DATA EXCERPTS:
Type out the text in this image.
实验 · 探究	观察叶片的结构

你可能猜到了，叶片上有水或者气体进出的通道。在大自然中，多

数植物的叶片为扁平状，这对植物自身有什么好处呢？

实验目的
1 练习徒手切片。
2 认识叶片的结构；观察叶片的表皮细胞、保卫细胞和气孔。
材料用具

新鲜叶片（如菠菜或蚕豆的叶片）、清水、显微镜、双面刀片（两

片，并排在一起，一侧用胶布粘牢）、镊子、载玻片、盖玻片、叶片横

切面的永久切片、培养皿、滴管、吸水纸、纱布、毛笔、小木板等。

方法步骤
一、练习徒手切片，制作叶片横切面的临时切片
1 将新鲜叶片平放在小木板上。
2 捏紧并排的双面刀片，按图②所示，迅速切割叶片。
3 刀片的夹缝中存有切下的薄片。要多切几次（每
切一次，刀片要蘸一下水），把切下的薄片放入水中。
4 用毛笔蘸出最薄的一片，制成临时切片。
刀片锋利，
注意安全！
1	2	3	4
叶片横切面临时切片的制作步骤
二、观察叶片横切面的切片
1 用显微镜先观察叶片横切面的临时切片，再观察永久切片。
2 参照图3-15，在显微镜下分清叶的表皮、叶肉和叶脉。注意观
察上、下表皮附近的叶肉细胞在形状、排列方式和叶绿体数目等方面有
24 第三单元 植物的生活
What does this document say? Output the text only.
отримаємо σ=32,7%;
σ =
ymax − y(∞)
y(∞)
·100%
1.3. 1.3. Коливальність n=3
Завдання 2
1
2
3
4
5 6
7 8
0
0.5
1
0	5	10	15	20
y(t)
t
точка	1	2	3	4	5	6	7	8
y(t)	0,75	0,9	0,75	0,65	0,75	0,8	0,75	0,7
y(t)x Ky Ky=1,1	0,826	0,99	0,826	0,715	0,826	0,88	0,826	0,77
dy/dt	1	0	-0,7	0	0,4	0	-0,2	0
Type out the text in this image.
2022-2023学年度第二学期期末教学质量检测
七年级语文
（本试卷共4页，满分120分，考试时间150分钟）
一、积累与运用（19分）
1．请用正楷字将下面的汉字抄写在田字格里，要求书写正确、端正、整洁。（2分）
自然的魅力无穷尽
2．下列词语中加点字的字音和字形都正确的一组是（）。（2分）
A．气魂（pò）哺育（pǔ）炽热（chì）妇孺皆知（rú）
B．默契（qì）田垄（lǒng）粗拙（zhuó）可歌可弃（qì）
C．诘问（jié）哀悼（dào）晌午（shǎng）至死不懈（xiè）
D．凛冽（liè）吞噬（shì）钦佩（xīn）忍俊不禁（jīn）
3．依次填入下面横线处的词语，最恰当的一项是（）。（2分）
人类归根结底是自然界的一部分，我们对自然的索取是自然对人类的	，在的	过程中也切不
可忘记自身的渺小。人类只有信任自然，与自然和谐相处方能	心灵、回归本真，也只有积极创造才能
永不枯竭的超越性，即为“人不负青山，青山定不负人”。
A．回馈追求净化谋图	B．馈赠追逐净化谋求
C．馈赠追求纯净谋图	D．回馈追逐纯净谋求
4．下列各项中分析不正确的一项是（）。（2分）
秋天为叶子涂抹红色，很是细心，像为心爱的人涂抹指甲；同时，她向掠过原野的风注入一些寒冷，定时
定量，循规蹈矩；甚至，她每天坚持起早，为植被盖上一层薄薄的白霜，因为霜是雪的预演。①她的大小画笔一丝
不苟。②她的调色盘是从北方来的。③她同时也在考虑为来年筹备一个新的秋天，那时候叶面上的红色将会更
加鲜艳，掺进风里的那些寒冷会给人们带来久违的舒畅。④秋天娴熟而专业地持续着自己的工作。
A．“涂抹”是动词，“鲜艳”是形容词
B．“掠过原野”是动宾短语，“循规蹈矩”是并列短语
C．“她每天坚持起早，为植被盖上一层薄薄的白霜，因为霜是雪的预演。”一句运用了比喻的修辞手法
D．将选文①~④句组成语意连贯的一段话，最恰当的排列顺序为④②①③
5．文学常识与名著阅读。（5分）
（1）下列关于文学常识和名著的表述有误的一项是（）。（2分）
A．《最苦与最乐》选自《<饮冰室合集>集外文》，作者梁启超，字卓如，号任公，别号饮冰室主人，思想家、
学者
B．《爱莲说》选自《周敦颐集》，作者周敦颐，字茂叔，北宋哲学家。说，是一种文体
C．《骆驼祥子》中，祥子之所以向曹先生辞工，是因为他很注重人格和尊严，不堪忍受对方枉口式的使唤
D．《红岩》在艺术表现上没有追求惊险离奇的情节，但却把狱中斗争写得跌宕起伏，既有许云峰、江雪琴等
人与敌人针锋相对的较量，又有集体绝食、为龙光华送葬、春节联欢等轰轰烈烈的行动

WHAT YOU ARE ASKED TO DO:
Please extract exactly, and only, the lines from the line containing "What does this" through the last line of the records.

OUTPUT FOR THIS EXERCISE:
What does this document say? Output the text only.
отримаємо σ=32,7%;
σ =
ymax − y(∞)
y(∞)
·100%
1.3. 1.3. Коливальність n=3
Завдання 2
1
2
3
4
5 6
7 8
0
0.5
1
0	5	10	15	20
y(t)
t
точка	1	2	3	4	5	6	7	8
y(t)	0,75	0,9	0,75	0,65	0,75	0,8	0,75	0,7
y(t)x Ky Ky=1,1	0,826	0,99	0,826	0,715	0,826	0,88	0,826	0,77
dy/dt	1	0	-0,7	0	0,4	0	-0,2	0
Type out the text in this image.
2022-2023学年度第二学期期末教学质量检测
七年级语文
（本试卷共4页，满分120分，考试时间150分钟）
一、积累与运用（19分）
1．请用正楷字将下面的汉字抄写在田字格里，要求书写正确、端正、整洁。（2分）
自然的魅力无穷尽
2．下列词语中加点字的字音和字形都正确的一组是（）。（2分）
A．气魂（pò）哺育（pǔ）炽热（chì）妇孺皆知（rú）
B．默契（qì）田垄（lǒng）粗拙（zhuó）可歌可弃（qì）
C．诘问（jié）哀悼（dào）晌午（shǎng）至死不懈（xiè）
D．凛冽（liè）吞噬（shì）钦佩（xīn）忍俊不禁（jīn）
3．依次填入下面横线处的词语，最恰当的一项是（）。（2分）
人类归根结底是自然界的一部分，我们对自然的索取是自然对人类的	，在的	过程中也切不
可忘记自身的渺小。人类只有信任自然，与自然和谐相处方能	心灵、回归本真，也只有积极创造才能
永不枯竭的超越性，即为“人不负青山，青山定不负人”。
A．回馈追求净化谋图	B．馈赠追逐净化谋求
C．馈赠追求纯净谋图	D．回馈追逐纯净谋求
4．下列各项中分析不正确的一项是（）。（2分）
秋天为叶子涂抹红色，很是细心，像为心爱的人涂抹指甲；同时，她向掠过原野的风注入一些寒冷，定时
定量，循规蹈矩；甚至，她每天坚持起早，为植被盖上一层薄薄的白霜，因为霜是雪的预演。①她的大小画笔一丝
不苟。②她的调色盘是从北方来的。③她同时也在考虑为来年筹备一个新的秋天，那时候叶面上的红色将会更
加鲜艳，掺进风里的那些寒冷会给人们带来久违的舒畅。④秋天娴熟而专业地持续着自己的工作。
A．“涂抹”是动词，“鲜艳”是形容词
B．“掠过原野”是动宾短语，“循规蹈矩”是并列短语
C．“她每天坚持起早，为植被盖上一层薄薄的白霜，因为霜是雪的预演。”一句运用了比喻的修辞手法
D．将选文①~④句组成语意连贯的一段话，最恰当的排列顺序为④②①③
5．文学常识与名著阅读。（5分）
（1）下列关于文学常识和名著的表述有误的一项是（）。（2分）
A．《最苦与最乐》选自《<饮冰室合集>集外文》，作者梁启超，字卓如，号任公，别号饮冰室主人，思想家、
学者
B．《爱莲说》选自《周敦颐集》，作者周敦颐，字茂叔，北宋哲学家。说，是一种文体
C．《骆驼祥子》中，祥子之所以向曹先生辞工，是因为他很注重人格和尊严，不堪忍受对方枉口式的使唤
D．《红岩》在艺术表现上没有追求惊险离奇的情节，但却把狱中斗争写得跌宕起伏，既有许云峰、江雪琴等
人与敌人针锋相对的较量，又有集体绝食、为龙光华送葬、春节联欢等轰轰烈烈的行动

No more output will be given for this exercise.